* [Stated exercise]:
Reproduce the material in full, exactly as written.

* [Extracted records]:
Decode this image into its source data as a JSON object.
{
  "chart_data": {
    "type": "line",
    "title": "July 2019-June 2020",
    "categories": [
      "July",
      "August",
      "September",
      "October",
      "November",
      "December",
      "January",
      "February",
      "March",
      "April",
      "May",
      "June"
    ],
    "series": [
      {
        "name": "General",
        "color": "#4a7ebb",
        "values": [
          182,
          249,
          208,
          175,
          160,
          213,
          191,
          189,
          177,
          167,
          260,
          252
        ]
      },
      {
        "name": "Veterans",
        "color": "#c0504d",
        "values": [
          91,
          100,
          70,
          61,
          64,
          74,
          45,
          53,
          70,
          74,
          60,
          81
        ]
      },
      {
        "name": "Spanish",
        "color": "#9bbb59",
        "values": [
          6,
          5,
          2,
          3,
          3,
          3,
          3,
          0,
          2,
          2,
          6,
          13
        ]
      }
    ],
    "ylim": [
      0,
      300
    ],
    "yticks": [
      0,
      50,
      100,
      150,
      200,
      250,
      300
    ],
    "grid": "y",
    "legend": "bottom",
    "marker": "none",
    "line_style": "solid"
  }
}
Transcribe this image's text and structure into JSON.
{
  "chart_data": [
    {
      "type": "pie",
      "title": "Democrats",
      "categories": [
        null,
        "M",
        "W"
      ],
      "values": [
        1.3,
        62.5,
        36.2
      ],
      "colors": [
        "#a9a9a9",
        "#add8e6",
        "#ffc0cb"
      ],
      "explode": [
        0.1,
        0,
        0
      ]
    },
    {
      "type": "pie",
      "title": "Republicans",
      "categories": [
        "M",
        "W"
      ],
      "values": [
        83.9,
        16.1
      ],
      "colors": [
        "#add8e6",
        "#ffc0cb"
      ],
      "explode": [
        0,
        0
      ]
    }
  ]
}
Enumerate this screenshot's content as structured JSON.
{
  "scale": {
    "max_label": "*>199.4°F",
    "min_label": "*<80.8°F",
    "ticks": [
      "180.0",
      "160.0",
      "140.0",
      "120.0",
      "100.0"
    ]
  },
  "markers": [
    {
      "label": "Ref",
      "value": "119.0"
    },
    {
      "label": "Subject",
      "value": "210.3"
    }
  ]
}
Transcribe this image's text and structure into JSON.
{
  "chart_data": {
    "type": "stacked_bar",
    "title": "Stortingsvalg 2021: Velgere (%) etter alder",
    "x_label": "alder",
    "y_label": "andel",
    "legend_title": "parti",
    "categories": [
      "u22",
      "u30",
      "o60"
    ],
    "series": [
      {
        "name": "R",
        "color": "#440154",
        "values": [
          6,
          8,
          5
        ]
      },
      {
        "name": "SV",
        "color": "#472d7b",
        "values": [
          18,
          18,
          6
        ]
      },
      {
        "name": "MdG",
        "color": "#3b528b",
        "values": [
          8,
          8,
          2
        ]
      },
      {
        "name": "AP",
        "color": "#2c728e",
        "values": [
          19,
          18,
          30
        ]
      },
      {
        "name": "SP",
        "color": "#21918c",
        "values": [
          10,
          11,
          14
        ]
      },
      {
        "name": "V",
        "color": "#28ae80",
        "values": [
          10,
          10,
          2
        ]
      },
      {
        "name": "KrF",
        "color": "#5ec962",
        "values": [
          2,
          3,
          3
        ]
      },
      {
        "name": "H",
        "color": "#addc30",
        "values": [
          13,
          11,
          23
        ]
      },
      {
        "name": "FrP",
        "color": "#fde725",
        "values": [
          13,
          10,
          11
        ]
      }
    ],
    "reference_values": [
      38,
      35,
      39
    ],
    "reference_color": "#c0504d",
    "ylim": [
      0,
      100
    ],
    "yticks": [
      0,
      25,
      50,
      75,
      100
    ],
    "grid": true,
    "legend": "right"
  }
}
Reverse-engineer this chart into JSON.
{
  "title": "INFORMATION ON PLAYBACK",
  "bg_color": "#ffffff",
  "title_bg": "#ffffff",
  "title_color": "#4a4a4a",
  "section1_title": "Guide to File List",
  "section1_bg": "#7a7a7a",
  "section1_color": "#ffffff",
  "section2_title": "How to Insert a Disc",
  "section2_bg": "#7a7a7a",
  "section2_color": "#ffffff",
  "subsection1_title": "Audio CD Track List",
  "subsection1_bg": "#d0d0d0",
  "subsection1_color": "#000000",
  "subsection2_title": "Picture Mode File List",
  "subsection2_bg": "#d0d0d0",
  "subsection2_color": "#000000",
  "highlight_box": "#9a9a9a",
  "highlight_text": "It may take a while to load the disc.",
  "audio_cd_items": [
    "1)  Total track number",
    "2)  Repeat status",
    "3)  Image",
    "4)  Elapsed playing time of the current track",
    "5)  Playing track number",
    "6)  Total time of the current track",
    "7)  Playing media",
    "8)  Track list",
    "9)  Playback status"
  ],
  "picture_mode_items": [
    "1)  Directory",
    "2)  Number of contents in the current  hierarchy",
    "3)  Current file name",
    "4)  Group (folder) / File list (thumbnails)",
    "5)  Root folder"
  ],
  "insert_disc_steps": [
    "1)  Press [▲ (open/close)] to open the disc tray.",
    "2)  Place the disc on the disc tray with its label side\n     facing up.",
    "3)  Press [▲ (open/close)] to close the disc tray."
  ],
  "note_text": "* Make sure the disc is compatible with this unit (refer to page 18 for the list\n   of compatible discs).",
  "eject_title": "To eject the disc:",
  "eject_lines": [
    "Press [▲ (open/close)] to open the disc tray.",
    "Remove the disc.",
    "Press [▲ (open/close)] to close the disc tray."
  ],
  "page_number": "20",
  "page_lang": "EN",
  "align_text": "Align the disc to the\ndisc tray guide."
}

* [Complete answer]:
Decode this image into its source data as a JSON object.
{
  "chart_data": {
    "type": "line",
    "title": "July 2019-June 2020",
    "categories": [
      "July",
      "August",
      "September",
      "October",
      "November",
      "December",
      "January",
      "February",
      "March",
      "April",
      "May",
      "June"
    ],
    "series": [
      {
        "name": "General",
        "color": "#4a7ebb",
        "values": [
          182,
          249,
          208,
          175,
          160,
          213,
          191,
          189,
          177,
          167,
          260,
          252
        ]
      },
      {
        "name": "Veterans",
        "color": "#c0504d",
        "values": [
          91,
          100,
          70,
          61,
          64,
          74,
          45,
          53,
          70,
          74,
          60,
          81
        ]
      },
      {
        "name": "Spanish",
        "color": "#9bbb59",
        "values": [
          6,
          5,
          2,
          3,
          3,
          3,
          3,
          0,
          2,
          2,
          6,
          13
        ]
      }
    ],
    "ylim": [
      0,
      300
    ],
    "yticks": [
      0,
      50,
      100,
      150,
      200,
      250,
      300
    ],
    "grid": "y",
    "legend": "bottom",
    "marker": "none",
    "line_style": "solid"
  }
}
Transcribe this image's text and structure into JSON.
{
  "chart_data": [
    {
      "type": "pie",
      "title": "Democrats",
      "categories": [
        null,
        "M",
        "W"
      ],
      "values": [
        1.3,
        62.5,
        36.2
      ],
      "colors": [
        "#a9a9a9",
        "#add8e6",
        "#ffc0cb"
      ],
      "explode": [
        0.1,
        0,
        0
      ]
    },
    {
      "type": "pie",
      "title": "Republicans",
      "categories": [
        "M",
        "W"
      ],
      "values": [
        83.9,
        16.1
      ],
      "colors": [
        "#add8e6",
        "#ffc0cb"
      ],
      "explode": [
        0,
        0
      ]
    }
  ]
}
Enumerate this screenshot's content as structured JSON.
{
  "scale": {
    "max_label": "*>199.4°F",
    "min_label": "*<80.8°F",
    "ticks": [
      "180.0",
      "160.0",
      "140.0",
      "120.0",
      "100.0"
    ]
  },
  "markers": [
    {
      "label": "Ref",
      "value": "119.0"
    },
    {
      "label": "Subject",
      "value": "210.3"
    }
  ]
}
Transcribe this image's text and structure into JSON.
{
  "chart_data": {
    "type": "stacked_bar",
    "title": "Stortingsvalg 2021: Velgere (%) etter alder",
    "x_label": "alder",
    "y_label": "andel",
    "legend_title": "parti",
    "categories": [
      "u22",
      "u30",
      "o60"
    ],
    "series": [
      {
        "name": "R",
        "color": "#440154",
        "values": [
          6,
          8,
          5
        ]
      },
      {
        "name": "SV",
        "color": "#472d7b",
        "values": [
          18,
          18,
          6
        ]
      },
      {
        "name": "MdG",
        "color": "#3b528b",
        "values": [
          8,
          8,
          2
        ]
      },
      {
        "name": "AP",
        "color": "#2c728e",
        "values": [
          19,
          18,
          30
        ]
      },
      {
        "name": "SP",
        "color": "#21918c",
        "values": [
          10,
          11,
          14
        ]
      },
      {
        "name": "V",
        "color": "#28ae80",
        "values": [
          10,
          10,
          2
        ]
      },
      {
        "name": "KrF",
        "color": "#5ec962",
        "values": [
          2,
          3,
          3
        ]
      },
      {
        "name": "H",
        "color": "#addc30",
        "values": [
          13,
          11,
          23
        ]
      },
      {
        "name": "FrP",
        "color": "#fde725",
        "values": [
          13,
          10,
          11
        ]
      }
    ],
    "reference_values": [
      38,
      35,
      39
    ],
    "reference_color": "#c0504d",
    "ylim": [
      0,
      100
    ],
    "yticks": [
      0,
      25,
      50,
      75,
      100
    ],
    "grid": true,
    "legend": "right"
  }
}
Reverse-engineer this chart into JSON.
{
  "title": "INFORMATION ON PLAYBACK",
  "bg_color": "#ffffff",
  "title_bg": "#ffffff",
  "title_color": "#4a4a4a",
  "section1_title": "Guide to File List",
  "section1_bg": "#7a7a7a",
  "section1_color": "#ffffff",
  "section2_title": "How to Insert a Disc",
  "section2_bg": "#7a7a7a",
  "section2_color": "#ffffff",
  "subsection1_title": "Audio CD Track List",
  "subsection1_bg": "#d0d0d0",
  "subsection1_color": "#000000",
  "subsection2_title": "Picture Mode File List",
  "subsection2_bg": "#d0d0d0",
  "subsection2_color": "#000000",
  "highlight_box": "#9a9a9a",
  "highlight_text": "It may take a while to load the disc.",
  "audio_cd_items": [
    "1)  Total track number",
    "2)  Repeat status",
    "3)  Image",
    "4)  Elapsed playing time of the current track",
    "5)  Playing track number",
    "6)  Total time of the current track",
    "7)  Playing media",
    "8)  Track list",
    "9)  Playback status"
  ],
  "picture_mode_items": [
    "1)  Directory",
    "2)  Number of contents in the current  hierarchy",
    "3)  Current file name",
    "4)  Group (folder) / File list (thumbnails)",
    "5)  Root folder"
  ],
  "insert_disc_steps": [
    "1)  Press [▲ (open/close)] to open the disc tray.",
    "2)  Place the disc on the disc tray with its label side\n     facing up.",
    "3)  Press [▲ (open/close)] to close the disc tray."
  ],
  "note_text": "* Make sure the disc is compatible with this unit (refer to page 18 for the list\n   of compatible discs).",
  "eject_title": "To eject the disc:",
  "eject_lines": [
    "Press [▲ (open/close)] to open the disc tray.",
    "Remove the disc.",
    "Press [▲ (open/close)] to close the disc tray."
  ],
  "page_number": "20",
  "page_lang": "EN",
  "align_text": "Align the disc to the\ndisc tray guide."
}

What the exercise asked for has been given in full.